Problem to work on
Continue the passage on RICO prosecution from the point where it ends, writing the next part in the same spoken style.

--- Given text Enclosed Below ---

RICO is a narrative-based prosecutorial tactic that was originally designed to prosecute mobs or financial gangs, with the key being racketeering. So this is based on association. The classic example to demonstrate what association means in this context is if you imagine a low-level mob employee catching a charge, then that has legal consequences for who is considered the mob boss, even if that mob boss technically did not do that crime. So it’s really based on association, which is why I also think it’s so important to say at the top of this that these co-defendants, many of them, the vast majority, did not even know each other before they were indicted on RICO.
Part of the name of this tour focuses on imaginary crimes, which I want to expand on a little bit later, this is one instance in which we see is actually the states imagining some dynamics, some relationships, literally conspiracy that does not exist, and basing their whole case off of this. A bit more about RICO law. We see this being used as a racist weapon during the war on drugs. The presentation that this tour will go over goes into a little bit of the history of RICO and sets a precedent for the fact that this has been an expanding law. This case is one more notch in the state’s radical expansion of this. We are also familiar with the RICO law being used during the Green Scare, and it has continued to criminalize political movements even when there is no financial element or any conspiratorial association.
Again, association, despite the fact that many defendants do not know each other before getting charged with RICO, the indictment maintains that they share an association through—and this is where I encourage people to read the indictment because it is actually quite funny—but they share an association through anarchy, a term that the indictment seems to use a combination of Wikipedia and ChatGPT to define, and it covers having zines, participating in mutual aid, general anarchist ideology, which in the indictment they date back to the 1800s.

--- End of Enclosed Given text ---
--- Material provided Enclosed Below ---

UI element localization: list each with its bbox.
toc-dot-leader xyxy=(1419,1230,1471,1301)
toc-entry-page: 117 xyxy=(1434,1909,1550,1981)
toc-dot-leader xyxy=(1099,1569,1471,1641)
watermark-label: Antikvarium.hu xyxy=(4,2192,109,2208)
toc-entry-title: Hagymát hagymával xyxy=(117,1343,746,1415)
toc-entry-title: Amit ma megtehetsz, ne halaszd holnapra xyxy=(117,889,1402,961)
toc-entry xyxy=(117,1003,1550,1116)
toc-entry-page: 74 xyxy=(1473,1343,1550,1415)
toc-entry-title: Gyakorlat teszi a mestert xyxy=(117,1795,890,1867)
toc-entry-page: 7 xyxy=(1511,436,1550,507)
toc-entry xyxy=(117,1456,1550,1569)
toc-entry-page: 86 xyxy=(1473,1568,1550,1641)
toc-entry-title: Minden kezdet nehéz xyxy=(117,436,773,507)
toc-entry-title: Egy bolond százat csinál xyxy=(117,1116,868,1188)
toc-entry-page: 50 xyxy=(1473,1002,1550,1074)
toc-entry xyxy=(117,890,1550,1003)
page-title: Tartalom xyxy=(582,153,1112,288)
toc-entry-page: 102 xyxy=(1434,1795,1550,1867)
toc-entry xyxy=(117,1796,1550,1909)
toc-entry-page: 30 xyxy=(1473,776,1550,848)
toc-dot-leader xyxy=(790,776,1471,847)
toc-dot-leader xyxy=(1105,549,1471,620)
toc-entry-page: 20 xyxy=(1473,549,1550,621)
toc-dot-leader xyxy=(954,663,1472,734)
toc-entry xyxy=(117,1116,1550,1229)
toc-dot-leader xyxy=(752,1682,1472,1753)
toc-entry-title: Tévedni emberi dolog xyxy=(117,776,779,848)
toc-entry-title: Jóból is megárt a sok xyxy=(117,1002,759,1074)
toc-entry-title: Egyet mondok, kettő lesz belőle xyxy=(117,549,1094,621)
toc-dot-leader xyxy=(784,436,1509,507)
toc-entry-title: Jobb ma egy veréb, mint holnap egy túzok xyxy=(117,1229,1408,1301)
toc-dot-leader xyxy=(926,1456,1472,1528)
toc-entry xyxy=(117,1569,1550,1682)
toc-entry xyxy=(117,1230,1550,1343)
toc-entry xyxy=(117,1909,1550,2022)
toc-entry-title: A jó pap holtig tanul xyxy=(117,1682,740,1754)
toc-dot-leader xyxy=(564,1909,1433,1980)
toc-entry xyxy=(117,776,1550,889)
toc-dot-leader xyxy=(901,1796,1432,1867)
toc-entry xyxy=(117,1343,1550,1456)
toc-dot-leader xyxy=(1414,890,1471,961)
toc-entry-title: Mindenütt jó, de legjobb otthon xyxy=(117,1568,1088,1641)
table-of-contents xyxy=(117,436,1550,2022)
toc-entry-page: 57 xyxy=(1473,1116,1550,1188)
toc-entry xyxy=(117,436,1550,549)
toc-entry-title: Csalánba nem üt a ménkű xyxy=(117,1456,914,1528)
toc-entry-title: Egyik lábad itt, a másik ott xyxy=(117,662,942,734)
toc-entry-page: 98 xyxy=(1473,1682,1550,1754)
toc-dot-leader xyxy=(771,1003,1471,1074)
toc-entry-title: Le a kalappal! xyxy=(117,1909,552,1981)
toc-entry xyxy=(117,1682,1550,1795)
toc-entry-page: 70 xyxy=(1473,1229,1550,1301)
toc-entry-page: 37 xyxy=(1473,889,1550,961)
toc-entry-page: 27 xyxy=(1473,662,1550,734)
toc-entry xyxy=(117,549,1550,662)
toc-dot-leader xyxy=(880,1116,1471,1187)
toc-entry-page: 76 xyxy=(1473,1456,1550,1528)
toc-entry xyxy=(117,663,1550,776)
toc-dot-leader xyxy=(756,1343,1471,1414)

--- End of Enclosed Material provided ---

Answer space
One defense lawyer who is not affiliated with this case made this a bit more understandable by thinking that if multiple cars driving on a highway are speeding—they’re all technically breaking the law—if we think of all of those cars in conspiracy with one another by the fact that they are speeding. Or if a football fan is wearing a t-shirt of their favorite team, but that team has had a sports riot at their last football game, or what have you, charging that fan wearing the t-shirt with conspiracy.
So that’s just a little bit on RICO. It is a daunting law, so I really appreciate it when lawyers put it in more layman’s terms. So besides that, here are just other updates on the trial. The trial itself has not begun. There have been pre-trial hearings where we saw over 250 motions filed by the defense. And just to give a little insight into that, one of these motions that I found just very heartwarming was one of the defense lawyers put forward a motion for a stop work order when they were still constructing Cop City. So, there was a stop work order in order to preserve evidence. This was not successful, but I just find it very heartwarming how the defense is still focused on what we’re focused on.
Another thing that people might have heard about the pre-trial hearings was that the Solidarity Fund in Atlanta had their money laundering charges dismissed, which is true and is a very, very good sign, especially because RICO is based off of criminal money laundering at its core. So those charges have been dismissed, but the Solidarity Fund is still facing RICO charges. The other thing that people might be familiar with from the pre-trial hearings is one defendant, defendant King, who is the only defendant who has been granted a speedy trial, but there still has not been a speedy trial for King. The state has missed multiple deadlines on this, King and their lawyer were put under a gag order, meaning that they could not discuss the case, and the defense filed a motion to dismiss the whole case based on the state’s failure to carry out the speedy trial. We should understand that this still has not happened today, and it’s in limbo. King, just like all the other defendants, is in limbo to see what the courts will rule.
Jordan: I want to add that filing a speedy trial is a very brave and cool move. King was a 19-year-old, and by filing for a speedy trial, they put themselves in a situation to go first in this very scary, unknown court process. It seems like filing speedy trials is like saying, “I don’t need time to prep a defense. This is all bullsh*t, and I want to show the world.” It took a lot of very quick lawyer wrangling and coordinating work with good attorneys. And if they ever do put together this trial, if the state ever does, which they are saying they plan to do, I hope that a lot of people show up to support them.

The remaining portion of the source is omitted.